> TASK INSTRUCTIONS:
Only the number is wanted: tally the lines below that contain the word "type".

> DATA ROWS:
— begin —
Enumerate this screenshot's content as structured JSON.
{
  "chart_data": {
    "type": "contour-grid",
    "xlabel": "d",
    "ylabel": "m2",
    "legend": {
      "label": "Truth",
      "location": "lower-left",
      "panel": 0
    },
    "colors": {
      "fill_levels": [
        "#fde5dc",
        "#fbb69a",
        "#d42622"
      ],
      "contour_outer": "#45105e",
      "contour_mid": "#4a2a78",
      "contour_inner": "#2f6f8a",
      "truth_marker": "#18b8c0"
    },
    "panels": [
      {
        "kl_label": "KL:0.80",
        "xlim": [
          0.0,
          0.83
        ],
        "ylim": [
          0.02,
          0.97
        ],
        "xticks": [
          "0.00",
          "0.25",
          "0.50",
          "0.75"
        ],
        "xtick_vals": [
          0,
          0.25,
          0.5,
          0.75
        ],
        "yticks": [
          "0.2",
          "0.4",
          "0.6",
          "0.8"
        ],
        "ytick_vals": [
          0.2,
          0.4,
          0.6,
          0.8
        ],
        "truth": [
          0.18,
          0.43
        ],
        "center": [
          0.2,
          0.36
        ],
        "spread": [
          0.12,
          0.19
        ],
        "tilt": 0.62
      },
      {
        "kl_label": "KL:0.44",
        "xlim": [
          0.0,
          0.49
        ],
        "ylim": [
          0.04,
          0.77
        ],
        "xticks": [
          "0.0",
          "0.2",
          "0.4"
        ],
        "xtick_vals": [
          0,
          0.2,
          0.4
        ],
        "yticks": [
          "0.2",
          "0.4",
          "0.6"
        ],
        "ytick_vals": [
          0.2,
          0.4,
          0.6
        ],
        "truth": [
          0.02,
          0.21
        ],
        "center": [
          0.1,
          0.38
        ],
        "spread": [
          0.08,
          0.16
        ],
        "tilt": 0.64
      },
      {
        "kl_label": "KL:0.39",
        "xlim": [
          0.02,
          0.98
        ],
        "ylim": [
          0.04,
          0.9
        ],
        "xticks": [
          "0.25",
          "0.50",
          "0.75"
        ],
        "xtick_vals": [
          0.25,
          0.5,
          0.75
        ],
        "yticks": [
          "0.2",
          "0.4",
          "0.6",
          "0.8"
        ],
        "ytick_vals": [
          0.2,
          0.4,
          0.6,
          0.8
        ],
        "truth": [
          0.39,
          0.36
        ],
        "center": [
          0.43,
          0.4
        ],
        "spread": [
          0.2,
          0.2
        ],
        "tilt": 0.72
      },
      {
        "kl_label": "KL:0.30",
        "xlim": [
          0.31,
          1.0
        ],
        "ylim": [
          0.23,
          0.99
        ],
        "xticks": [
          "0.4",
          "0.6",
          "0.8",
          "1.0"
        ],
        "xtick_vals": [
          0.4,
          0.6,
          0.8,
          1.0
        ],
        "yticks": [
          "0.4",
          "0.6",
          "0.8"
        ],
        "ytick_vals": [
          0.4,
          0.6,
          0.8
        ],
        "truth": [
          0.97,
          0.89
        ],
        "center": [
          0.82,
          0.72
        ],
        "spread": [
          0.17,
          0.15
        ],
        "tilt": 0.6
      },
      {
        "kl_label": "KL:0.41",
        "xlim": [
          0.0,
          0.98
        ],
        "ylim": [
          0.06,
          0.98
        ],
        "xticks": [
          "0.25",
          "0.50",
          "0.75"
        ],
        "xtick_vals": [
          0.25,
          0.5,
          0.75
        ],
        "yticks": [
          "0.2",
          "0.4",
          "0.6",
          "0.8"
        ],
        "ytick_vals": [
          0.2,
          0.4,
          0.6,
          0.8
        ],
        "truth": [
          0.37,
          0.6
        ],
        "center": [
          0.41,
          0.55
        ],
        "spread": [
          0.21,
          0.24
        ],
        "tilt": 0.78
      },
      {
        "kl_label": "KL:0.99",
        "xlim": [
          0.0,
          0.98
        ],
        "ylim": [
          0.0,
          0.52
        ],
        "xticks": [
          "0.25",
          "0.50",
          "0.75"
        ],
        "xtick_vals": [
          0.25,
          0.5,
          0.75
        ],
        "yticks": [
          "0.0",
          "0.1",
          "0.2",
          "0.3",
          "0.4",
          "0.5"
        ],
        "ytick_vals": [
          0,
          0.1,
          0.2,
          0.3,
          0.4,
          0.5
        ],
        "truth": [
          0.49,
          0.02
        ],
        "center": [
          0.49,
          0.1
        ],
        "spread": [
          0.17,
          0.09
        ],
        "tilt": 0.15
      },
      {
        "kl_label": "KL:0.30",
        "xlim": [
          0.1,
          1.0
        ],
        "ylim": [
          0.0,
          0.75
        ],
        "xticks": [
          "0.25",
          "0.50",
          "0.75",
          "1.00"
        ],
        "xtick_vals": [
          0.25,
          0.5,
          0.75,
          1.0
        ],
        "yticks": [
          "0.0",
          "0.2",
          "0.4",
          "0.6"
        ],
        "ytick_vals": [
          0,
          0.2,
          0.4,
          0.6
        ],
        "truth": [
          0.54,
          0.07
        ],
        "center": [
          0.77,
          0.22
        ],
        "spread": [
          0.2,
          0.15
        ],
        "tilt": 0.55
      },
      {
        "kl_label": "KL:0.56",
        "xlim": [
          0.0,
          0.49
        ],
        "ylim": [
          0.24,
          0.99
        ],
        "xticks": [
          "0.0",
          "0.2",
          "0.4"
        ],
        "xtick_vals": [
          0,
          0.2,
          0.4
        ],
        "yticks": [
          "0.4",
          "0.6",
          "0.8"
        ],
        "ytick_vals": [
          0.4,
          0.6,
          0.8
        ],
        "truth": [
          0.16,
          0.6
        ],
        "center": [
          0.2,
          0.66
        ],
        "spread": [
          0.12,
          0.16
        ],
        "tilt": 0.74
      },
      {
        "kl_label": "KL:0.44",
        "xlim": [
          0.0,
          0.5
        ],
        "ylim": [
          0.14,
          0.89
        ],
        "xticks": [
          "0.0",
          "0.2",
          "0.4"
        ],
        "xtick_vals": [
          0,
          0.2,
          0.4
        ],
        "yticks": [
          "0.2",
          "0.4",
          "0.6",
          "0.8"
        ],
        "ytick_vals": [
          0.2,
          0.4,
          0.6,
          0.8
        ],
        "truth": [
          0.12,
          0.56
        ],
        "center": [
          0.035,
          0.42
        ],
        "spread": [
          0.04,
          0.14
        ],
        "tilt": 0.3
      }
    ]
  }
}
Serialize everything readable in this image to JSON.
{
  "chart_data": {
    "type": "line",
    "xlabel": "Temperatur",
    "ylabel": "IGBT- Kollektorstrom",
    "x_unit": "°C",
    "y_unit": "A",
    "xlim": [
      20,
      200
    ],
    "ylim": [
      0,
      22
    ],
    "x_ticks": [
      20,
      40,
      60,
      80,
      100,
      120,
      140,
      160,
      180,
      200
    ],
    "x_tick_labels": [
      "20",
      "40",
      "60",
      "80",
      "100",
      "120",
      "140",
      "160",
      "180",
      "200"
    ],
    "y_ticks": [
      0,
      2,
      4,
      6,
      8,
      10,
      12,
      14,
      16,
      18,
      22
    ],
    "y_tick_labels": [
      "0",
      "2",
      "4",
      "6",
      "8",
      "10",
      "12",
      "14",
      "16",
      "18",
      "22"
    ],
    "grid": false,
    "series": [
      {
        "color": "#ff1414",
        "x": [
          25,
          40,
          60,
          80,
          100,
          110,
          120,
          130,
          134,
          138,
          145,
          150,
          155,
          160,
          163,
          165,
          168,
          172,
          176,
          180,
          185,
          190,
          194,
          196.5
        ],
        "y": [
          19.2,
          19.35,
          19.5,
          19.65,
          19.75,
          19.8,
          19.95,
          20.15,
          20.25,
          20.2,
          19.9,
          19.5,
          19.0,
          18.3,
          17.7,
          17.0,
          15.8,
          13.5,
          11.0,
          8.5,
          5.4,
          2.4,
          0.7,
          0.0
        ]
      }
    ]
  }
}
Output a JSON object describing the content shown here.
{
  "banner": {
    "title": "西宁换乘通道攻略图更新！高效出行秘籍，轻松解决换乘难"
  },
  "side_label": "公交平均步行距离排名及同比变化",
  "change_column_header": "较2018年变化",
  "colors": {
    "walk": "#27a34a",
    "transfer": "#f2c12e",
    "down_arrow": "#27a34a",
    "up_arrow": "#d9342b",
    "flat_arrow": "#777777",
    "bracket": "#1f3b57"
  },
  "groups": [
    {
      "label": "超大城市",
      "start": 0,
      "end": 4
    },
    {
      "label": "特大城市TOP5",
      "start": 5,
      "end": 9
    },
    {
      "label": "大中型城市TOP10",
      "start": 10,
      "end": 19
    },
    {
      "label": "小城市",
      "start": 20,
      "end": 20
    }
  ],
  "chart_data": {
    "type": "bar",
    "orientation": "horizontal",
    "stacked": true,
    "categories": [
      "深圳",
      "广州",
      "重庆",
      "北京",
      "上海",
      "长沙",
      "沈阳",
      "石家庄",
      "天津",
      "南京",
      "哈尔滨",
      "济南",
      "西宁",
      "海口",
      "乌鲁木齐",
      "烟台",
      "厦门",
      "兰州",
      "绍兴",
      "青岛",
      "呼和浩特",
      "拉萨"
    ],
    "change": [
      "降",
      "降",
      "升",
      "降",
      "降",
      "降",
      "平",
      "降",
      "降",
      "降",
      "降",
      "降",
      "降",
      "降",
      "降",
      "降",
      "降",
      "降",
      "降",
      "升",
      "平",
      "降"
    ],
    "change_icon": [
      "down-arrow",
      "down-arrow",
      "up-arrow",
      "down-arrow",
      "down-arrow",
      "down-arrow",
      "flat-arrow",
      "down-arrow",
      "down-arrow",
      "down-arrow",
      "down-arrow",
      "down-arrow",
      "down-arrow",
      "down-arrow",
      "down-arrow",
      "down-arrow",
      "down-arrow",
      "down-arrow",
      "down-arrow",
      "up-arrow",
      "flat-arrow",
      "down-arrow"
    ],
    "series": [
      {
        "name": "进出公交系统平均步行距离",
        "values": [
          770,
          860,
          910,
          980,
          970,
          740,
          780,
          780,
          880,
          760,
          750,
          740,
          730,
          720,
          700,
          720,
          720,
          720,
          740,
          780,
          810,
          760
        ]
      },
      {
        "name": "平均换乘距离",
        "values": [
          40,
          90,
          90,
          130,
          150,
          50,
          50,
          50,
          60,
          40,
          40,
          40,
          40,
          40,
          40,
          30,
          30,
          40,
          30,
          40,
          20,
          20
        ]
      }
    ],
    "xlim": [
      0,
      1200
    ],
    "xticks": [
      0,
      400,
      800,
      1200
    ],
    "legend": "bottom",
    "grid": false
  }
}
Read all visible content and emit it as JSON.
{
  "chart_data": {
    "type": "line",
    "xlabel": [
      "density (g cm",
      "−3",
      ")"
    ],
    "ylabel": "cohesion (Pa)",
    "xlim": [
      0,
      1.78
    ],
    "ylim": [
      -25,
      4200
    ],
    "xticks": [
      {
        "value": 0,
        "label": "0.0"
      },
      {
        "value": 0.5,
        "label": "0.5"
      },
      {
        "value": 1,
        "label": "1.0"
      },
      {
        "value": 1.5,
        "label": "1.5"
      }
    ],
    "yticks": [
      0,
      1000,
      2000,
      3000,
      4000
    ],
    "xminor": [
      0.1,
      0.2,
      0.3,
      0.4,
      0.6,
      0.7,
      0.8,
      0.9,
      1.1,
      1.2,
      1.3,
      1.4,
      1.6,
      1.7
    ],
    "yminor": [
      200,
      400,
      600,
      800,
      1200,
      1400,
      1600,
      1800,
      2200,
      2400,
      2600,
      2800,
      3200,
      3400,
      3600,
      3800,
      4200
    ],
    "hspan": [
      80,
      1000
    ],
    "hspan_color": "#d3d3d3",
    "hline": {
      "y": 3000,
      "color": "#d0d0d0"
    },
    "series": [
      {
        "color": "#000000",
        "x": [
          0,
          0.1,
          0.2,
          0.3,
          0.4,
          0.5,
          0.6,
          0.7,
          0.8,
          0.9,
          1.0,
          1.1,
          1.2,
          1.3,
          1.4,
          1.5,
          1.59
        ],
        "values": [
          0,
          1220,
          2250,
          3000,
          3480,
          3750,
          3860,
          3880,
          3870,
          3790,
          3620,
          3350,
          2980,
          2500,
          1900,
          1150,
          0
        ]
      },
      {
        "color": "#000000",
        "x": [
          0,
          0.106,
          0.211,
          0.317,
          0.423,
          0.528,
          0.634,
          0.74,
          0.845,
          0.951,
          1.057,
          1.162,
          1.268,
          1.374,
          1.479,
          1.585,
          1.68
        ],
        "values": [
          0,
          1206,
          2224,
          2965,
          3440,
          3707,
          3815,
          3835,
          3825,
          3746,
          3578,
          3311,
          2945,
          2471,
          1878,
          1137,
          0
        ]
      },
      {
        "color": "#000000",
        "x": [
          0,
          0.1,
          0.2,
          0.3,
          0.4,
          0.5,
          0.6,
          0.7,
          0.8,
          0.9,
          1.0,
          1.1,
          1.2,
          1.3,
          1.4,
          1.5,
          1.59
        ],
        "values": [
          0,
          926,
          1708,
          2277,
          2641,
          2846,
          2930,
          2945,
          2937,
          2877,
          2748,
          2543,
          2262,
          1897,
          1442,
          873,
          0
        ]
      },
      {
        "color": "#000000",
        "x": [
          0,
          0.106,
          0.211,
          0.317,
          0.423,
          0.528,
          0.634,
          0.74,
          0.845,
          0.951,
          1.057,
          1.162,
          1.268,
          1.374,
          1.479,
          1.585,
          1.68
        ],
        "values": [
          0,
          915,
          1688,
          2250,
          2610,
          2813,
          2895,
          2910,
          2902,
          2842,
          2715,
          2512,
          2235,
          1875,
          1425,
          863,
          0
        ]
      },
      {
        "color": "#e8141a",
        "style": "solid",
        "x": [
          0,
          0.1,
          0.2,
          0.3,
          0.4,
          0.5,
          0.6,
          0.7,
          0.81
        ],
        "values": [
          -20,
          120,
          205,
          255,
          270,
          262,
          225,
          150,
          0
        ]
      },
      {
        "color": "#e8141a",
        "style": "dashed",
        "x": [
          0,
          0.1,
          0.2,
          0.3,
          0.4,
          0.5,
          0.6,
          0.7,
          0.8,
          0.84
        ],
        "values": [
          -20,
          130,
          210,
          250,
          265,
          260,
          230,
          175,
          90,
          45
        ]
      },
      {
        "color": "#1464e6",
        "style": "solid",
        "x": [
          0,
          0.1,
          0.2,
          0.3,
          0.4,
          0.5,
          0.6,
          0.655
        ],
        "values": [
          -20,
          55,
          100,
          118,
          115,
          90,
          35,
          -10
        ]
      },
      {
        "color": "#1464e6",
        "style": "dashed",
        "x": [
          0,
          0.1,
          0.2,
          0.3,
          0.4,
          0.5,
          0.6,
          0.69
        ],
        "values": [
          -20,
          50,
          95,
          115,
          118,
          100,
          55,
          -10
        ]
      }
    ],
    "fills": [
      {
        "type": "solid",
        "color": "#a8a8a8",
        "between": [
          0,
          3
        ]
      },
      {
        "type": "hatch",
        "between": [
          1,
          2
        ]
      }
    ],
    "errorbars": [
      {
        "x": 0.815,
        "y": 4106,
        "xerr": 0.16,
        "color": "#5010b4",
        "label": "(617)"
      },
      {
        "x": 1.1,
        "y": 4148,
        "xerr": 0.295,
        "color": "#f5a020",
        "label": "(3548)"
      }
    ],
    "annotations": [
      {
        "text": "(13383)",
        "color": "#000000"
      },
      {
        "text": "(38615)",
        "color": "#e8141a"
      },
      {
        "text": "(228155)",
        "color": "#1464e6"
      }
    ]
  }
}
— end —
> RIGHT ANSWER:
6